## Data supplied
○ ○ ○ ○ ○
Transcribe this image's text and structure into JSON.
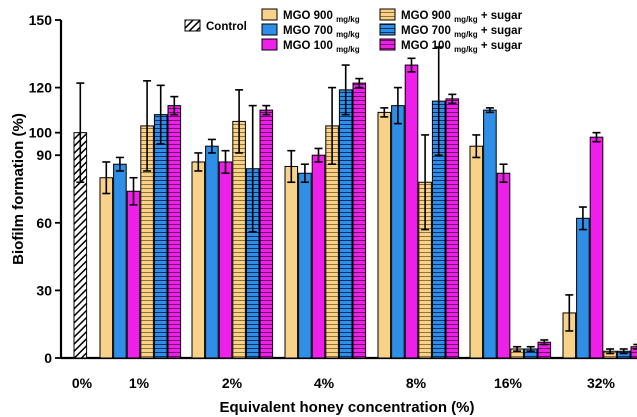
{
  "chart_data": {
    "type": "bar",
    "xlabel": "Equivalent honey concentration (%)",
    "ylabel": "Biofilm formation (%)",
    "ylim": [
      0,
      150
    ],
    "yticks": [
      0,
      30,
      60,
      90,
      100,
      120,
      150
    ],
    "grid": false,
    "legend_position": "top",
    "categories": [
      "0%",
      "1%",
      "2%",
      "4%",
      "8%",
      "16%",
      "32%"
    ],
    "control": {
      "name": "Control",
      "category": "0%",
      "value": 100,
      "error": 22,
      "fill": "#ffffff",
      "pattern": "diagonal-hatch"
    },
    "series": [
      {
        "name": "MGO 900",
        "sub": "mg/kg",
        "suffix": "",
        "color": "#f9d28a",
        "pattern": "solid",
        "values": [
          null,
          80,
          87,
          85,
          109,
          94,
          20
        ],
        "errors": [
          null,
          7,
          4,
          7,
          2,
          5,
          8
        ]
      },
      {
        "name": "MGO 700",
        "sub": "mg/kg",
        "suffix": "",
        "color": "#2f8fe8",
        "pattern": "solid",
        "values": [
          null,
          86,
          94,
          82,
          112,
          110,
          62
        ],
        "errors": [
          null,
          3,
          3,
          4,
          8,
          1,
          5
        ]
      },
      {
        "name": "MGO 100",
        "sub": "mg/kg",
        "suffix": "",
        "color": "#ee1fe8",
        "pattern": "solid",
        "values": [
          null,
          74,
          87,
          90,
          130,
          82,
          98
        ],
        "errors": [
          null,
          6,
          5,
          3,
          3,
          4,
          2
        ]
      },
      {
        "name": "MGO 900",
        "sub": "mg/kg",
        "suffix": " + sugar",
        "color": "#f9d28a",
        "pattern": "horizontal-stripes",
        "values": [
          null,
          103,
          105,
          103,
          78,
          4,
          3
        ],
        "errors": [
          null,
          20,
          14,
          17,
          21,
          1,
          1
        ]
      },
      {
        "name": "MGO 700",
        "sub": "mg/kg",
        "suffix": " + sugar",
        "color": "#2f8fe8",
        "pattern": "horizontal-stripes",
        "values": [
          null,
          108,
          84,
          119,
          114,
          4,
          3
        ],
        "errors": [
          null,
          13,
          28,
          11,
          24,
          1,
          1
        ]
      },
      {
        "name": "MGO 100",
        "sub": "mg/kg",
        "suffix": " + sugar",
        "color": "#ee1fe8",
        "pattern": "horizontal-stripes",
        "values": [
          null,
          112,
          110,
          122,
          115,
          7,
          5
        ],
        "errors": [
          null,
          4,
          2,
          2,
          2,
          1,
          1
        ]
      }
    ]
  }
}
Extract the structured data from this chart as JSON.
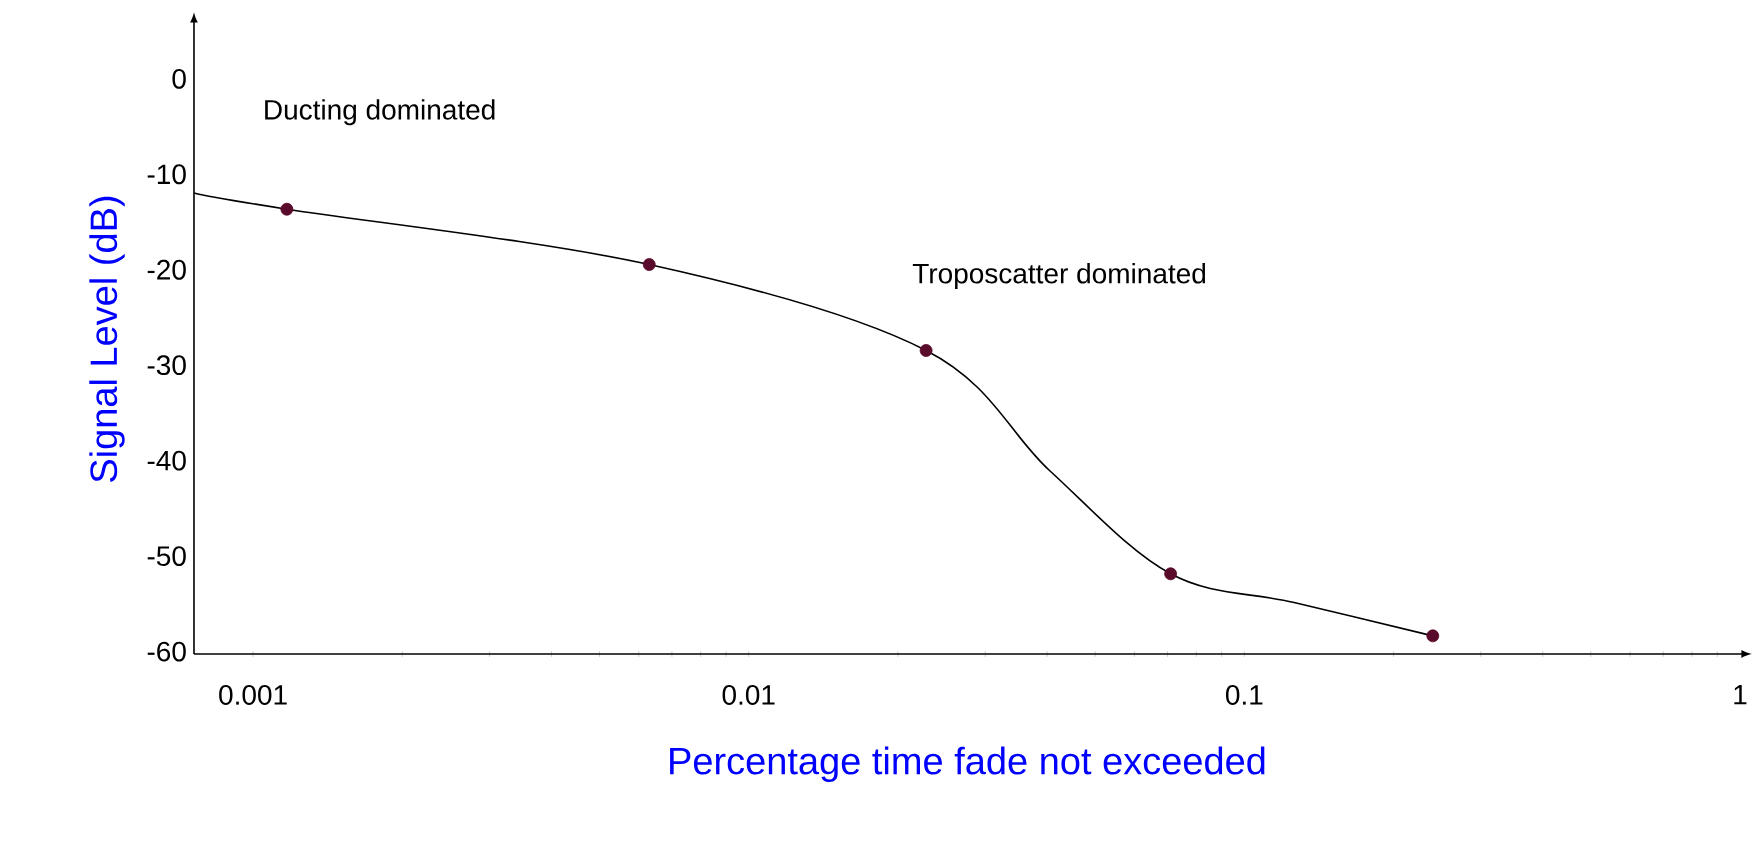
{
  "chart_data": {
    "type": "line",
    "xlabel": "Percentage time fade not exceeded",
    "ylabel": "Signal Level (dB)",
    "log": "x",
    "xlim": [
      0.00076,
      1
    ],
    "xticks": [
      0.001,
      0.01,
      0.1,
      1
    ],
    "ylim": [
      -60,
      6
    ],
    "yticks": [
      0,
      -10,
      -20,
      -30,
      -40,
      -50,
      -60
    ],
    "grid": false,
    "annotations": [
      "Ducting dominated",
      "Troposcatter dominated"
    ],
    "series": [
      {
        "color": "#000000",
        "line_style": "solid",
        "marker": "none",
        "x": [
          0.00076,
          0.00117,
          0.0063,
          0.0228,
          0.0405,
          0.071,
          0.126,
          0.24
        ],
        "values": [
          -11.7,
          -13.4,
          -19.2,
          -28.2,
          -40.8,
          -51.6,
          -54.6,
          -58.1
        ]
      },
      {
        "type": "scatter",
        "color": "#5a0a2a",
        "marker": "circle",
        "x": [
          0.00117,
          0.0063,
          0.0228,
          0.071,
          0.24
        ],
        "values": [
          -13.4,
          -19.2,
          -28.2,
          -51.6,
          -58.1
        ]
      }
    ]
  }
}
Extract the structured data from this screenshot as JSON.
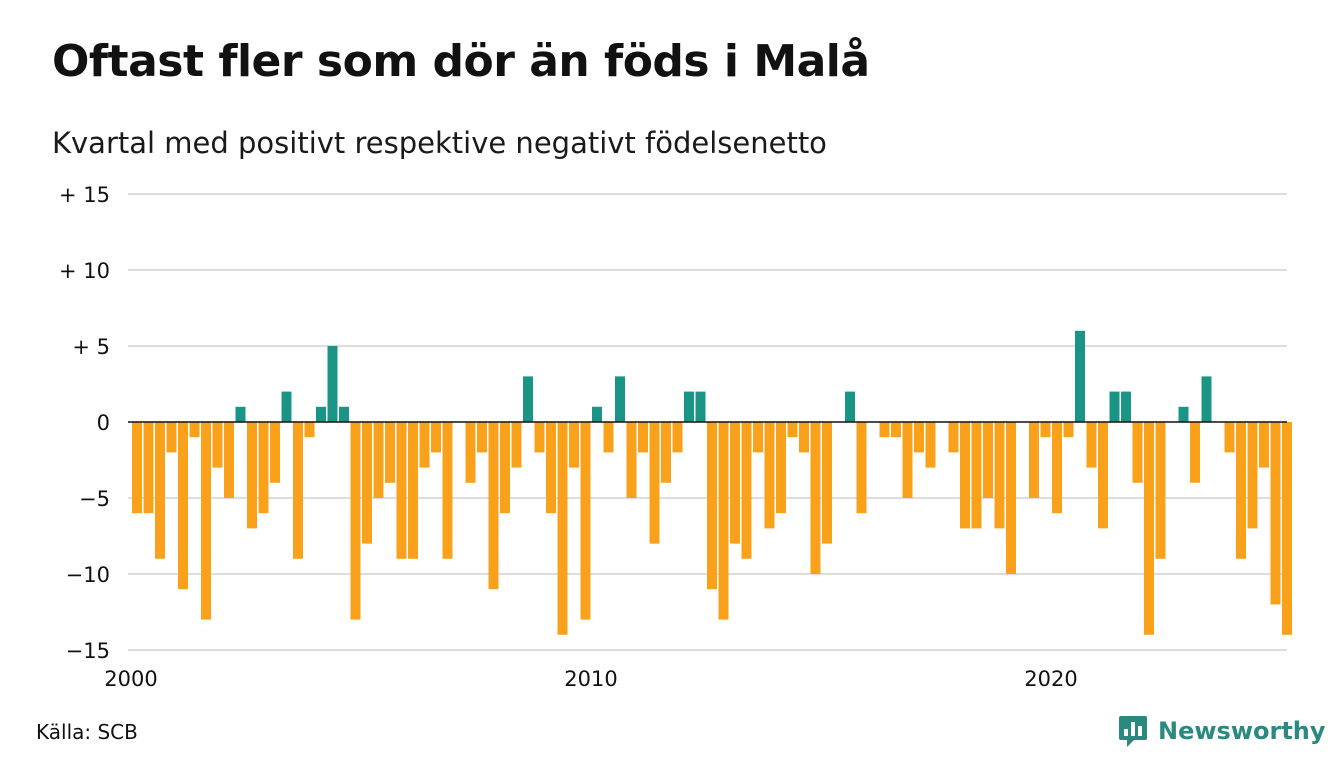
{
  "header": {
    "title": "Oftast fler som dör än föds i Malå",
    "subtitle": "Kvartal med positivt respektive negativt födelsenetto"
  },
  "footer": {
    "source": "Källa: SCB",
    "brand": "Newsworthy",
    "brand_icon": "bar-chart-speech-icon"
  },
  "colors": {
    "positive": "#1a9485",
    "negative": "#f9a11b",
    "grid": "#dddddd",
    "zero_line": "#111111",
    "brand": "#2a8a80"
  },
  "chart_data": {
    "type": "bar",
    "x_start": "2000 Q1",
    "x_step": "quarter",
    "xticks": [
      "2000",
      "2010",
      "2020"
    ],
    "yticks": [
      {
        "value": 15,
        "label": "+ 15"
      },
      {
        "value": 10,
        "label": "+ 10"
      },
      {
        "value": 5,
        "label": "+  5"
      },
      {
        "value": 0,
        "label": "0"
      },
      {
        "value": -5,
        "label": "−5"
      },
      {
        "value": -10,
        "label": "−10"
      },
      {
        "value": -15,
        "label": "−15"
      }
    ],
    "ylim": [
      -15,
      15
    ],
    "grid": true,
    "values": [
      -6,
      -6,
      -9,
      -2,
      -11,
      -1,
      -13,
      -3,
      -5,
      1,
      -7,
      -6,
      -4,
      2,
      -9,
      -1,
      1,
      5,
      1,
      -13,
      -8,
      -5,
      -4,
      -9,
      -9,
      -3,
      -2,
      -9,
      0,
      -4,
      -2,
      -11,
      -6,
      -3,
      3,
      -2,
      -6,
      -14,
      -3,
      -13,
      1,
      -2,
      3,
      -5,
      -2,
      -8,
      -4,
      -2,
      2,
      2,
      -11,
      -13,
      -8,
      -9,
      -2,
      -7,
      -6,
      -1,
      -2,
      -10,
      -8,
      0,
      2,
      -6,
      0,
      -1,
      -1,
      -5,
      -2,
      -3,
      0,
      -2,
      -7,
      -7,
      -5,
      -7,
      -10,
      0,
      -5,
      -1,
      -6,
      -1,
      6,
      -3,
      -7,
      2,
      2,
      -4,
      -14,
      -9,
      0,
      1,
      -4,
      3,
      0,
      -2,
      -9,
      -7,
      -3,
      -12,
      -14
    ]
  }
}
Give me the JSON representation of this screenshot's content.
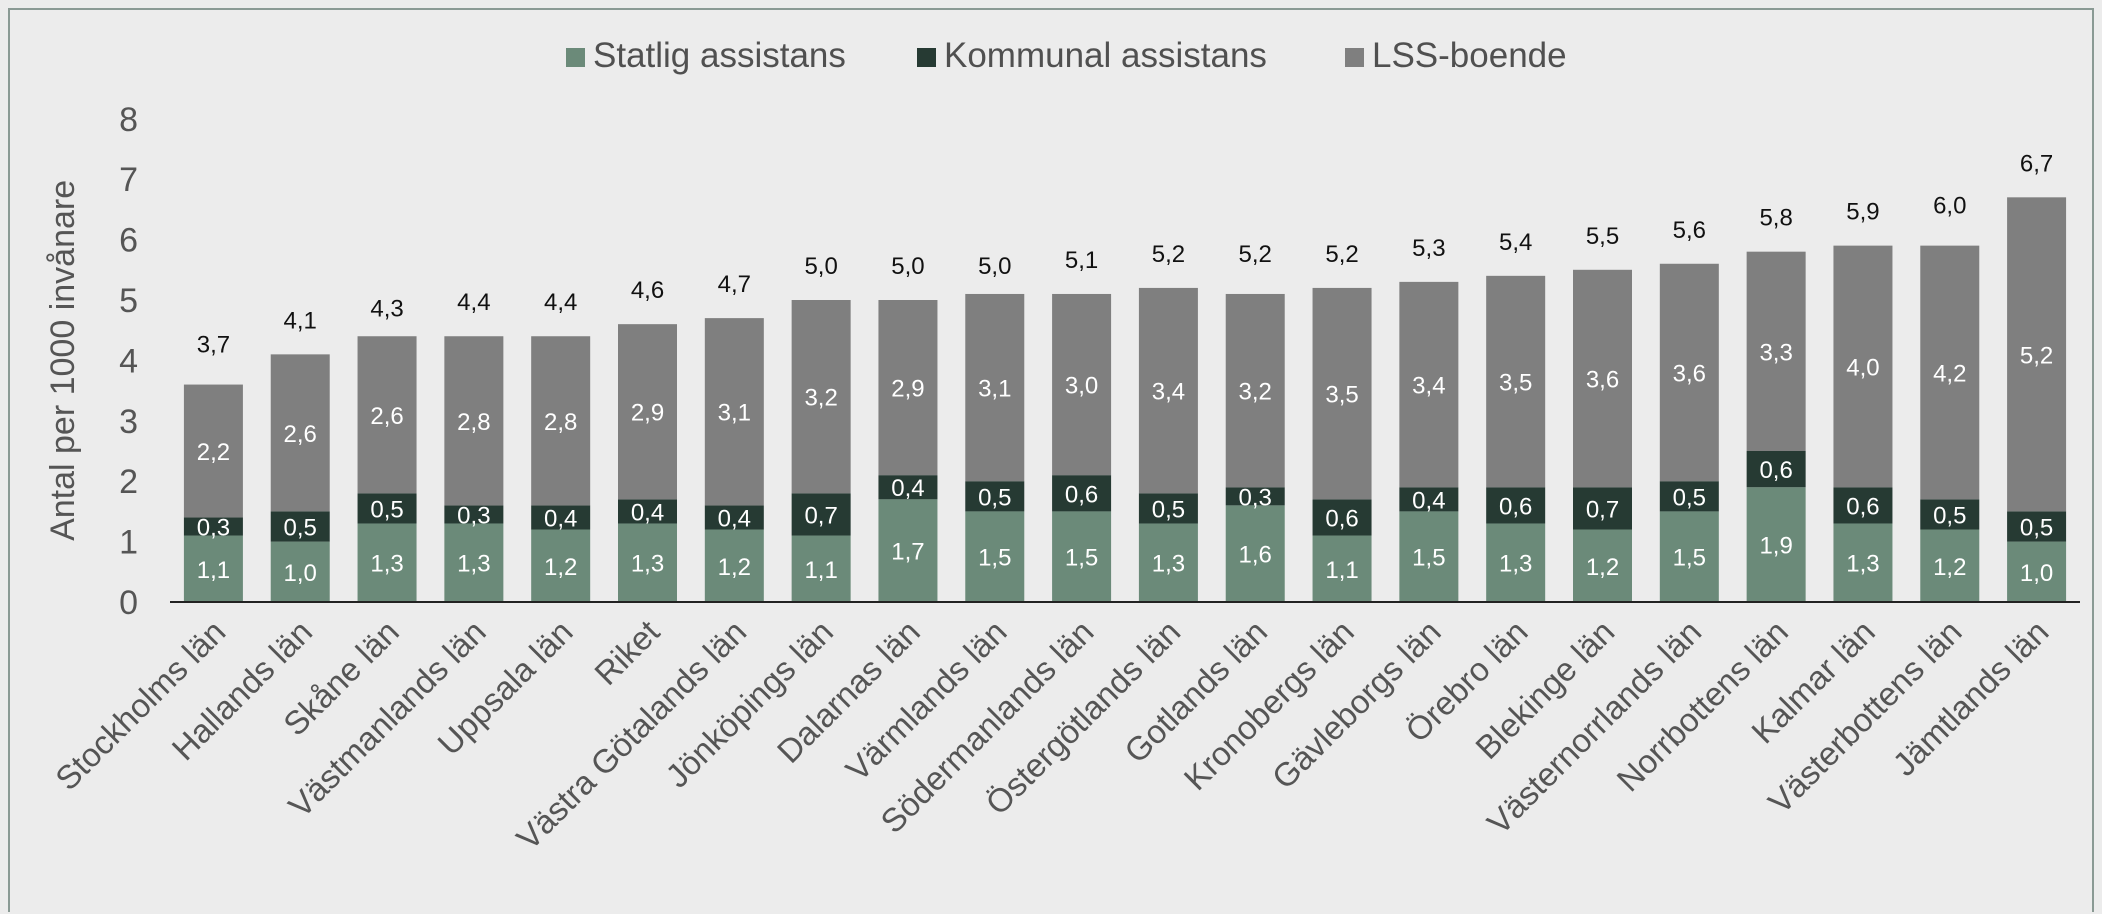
{
  "chart_data": {
    "type": "bar",
    "stacked": true,
    "title": "",
    "ylabel": "Antal per 1000 invånare",
    "xlabel": "",
    "ylim": [
      0,
      8
    ],
    "yticks": [
      "0",
      "1",
      "2",
      "3",
      "4",
      "5",
      "6",
      "7",
      "8"
    ],
    "grid": false,
    "legend_position": "top",
    "categories": [
      "Stockholms län",
      "Hallands län",
      "Skåne län",
      "Västmanlands län",
      "Uppsala län",
      "Riket",
      "Västra Götalands län",
      "Jönköpings län",
      "Dalarnas län",
      "Värmlands län",
      "Södermanlands län",
      "Östergötlands län",
      "Gotlands län",
      "Kronobergs län",
      "Gävleborgs län",
      "Örebro län",
      "Blekinge län",
      "Västernorrlands län",
      "Norrbottens län",
      "Kalmar län",
      "Västerbottens län",
      "Jämtlands län"
    ],
    "series": [
      {
        "name": "Statlig assistans",
        "color": "#6b8a79",
        "values": [
          1.1,
          1.0,
          1.3,
          1.3,
          1.2,
          1.3,
          1.2,
          1.1,
          1.7,
          1.5,
          1.5,
          1.3,
          1.6,
          1.1,
          1.5,
          1.3,
          1.2,
          1.5,
          1.9,
          1.3,
          1.2,
          1.0
        ],
        "labels": [
          "1,1",
          "1,0",
          "1,3",
          "1,3",
          "1,2",
          "1,3",
          "1,2",
          "1,1",
          "1,7",
          "1,5",
          "1,5",
          "1,3",
          "1,6",
          "1,1",
          "1,5",
          "1,3",
          "1,2",
          "1,5",
          "1,9",
          "1,3",
          "1,2",
          "1,0"
        ]
      },
      {
        "name": "Kommunal assistans",
        "color": "#263a33",
        "values": [
          0.3,
          0.5,
          0.5,
          0.3,
          0.4,
          0.4,
          0.4,
          0.7,
          0.4,
          0.5,
          0.6,
          0.5,
          0.3,
          0.6,
          0.4,
          0.6,
          0.7,
          0.5,
          0.6,
          0.6,
          0.5,
          0.5
        ],
        "labels": [
          "0,3",
          "0,5",
          "0,5",
          "0,3",
          "0,4",
          "0,4",
          "0,4",
          "0,7",
          "0,4",
          "0,5",
          "0,6",
          "0,5",
          "0,3",
          "0,6",
          "0,4",
          "0,6",
          "0,7",
          "0,5",
          "0,6",
          "0,6",
          "0,5",
          "0,5"
        ]
      },
      {
        "name": "LSS-boende",
        "color": "#7f7f7f",
        "values": [
          2.2,
          2.6,
          2.6,
          2.8,
          2.8,
          2.9,
          3.1,
          3.2,
          2.9,
          3.1,
          3.0,
          3.4,
          3.2,
          3.5,
          3.4,
          3.5,
          3.6,
          3.6,
          3.3,
          4.0,
          4.2,
          5.2
        ],
        "labels": [
          "2,2",
          "2,6",
          "2,6",
          "2,8",
          "2,8",
          "2,9",
          "3,1",
          "3,2",
          "2,9",
          "3,1",
          "3,0",
          "3,4",
          "3,2",
          "3,5",
          "3,4",
          "3,5",
          "3,6",
          "3,6",
          "3,3",
          "4,0",
          "4,2",
          "5,2"
        ]
      }
    ],
    "totals": [
      3.7,
      4.1,
      4.3,
      4.4,
      4.4,
      4.6,
      4.7,
      5.0,
      5.0,
      5.0,
      5.1,
      5.2,
      5.2,
      5.2,
      5.3,
      5.4,
      5.5,
      5.6,
      5.8,
      5.9,
      6.0,
      6.7
    ],
    "total_labels": [
      "3,7",
      "4,1",
      "4,3",
      "4,4",
      "4,4",
      "4,6",
      "4,7",
      "5,0",
      "5,0",
      "5,0",
      "5,1",
      "5,2",
      "5,2",
      "5,2",
      "5,3",
      "5,4",
      "5,5",
      "5,6",
      "5,8",
      "5,9",
      "6,0",
      "6,7"
    ]
  }
}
○ ○ ○ ○ ○
## Exercise goal
Gather all lines from the listing above in which "xlabel" occurs.

## Exercise result
    "xlabel": "Equivalent honey concentration (%)",
    "xlabel": "Percentage time fade not exceeded",
    "xlabel": "",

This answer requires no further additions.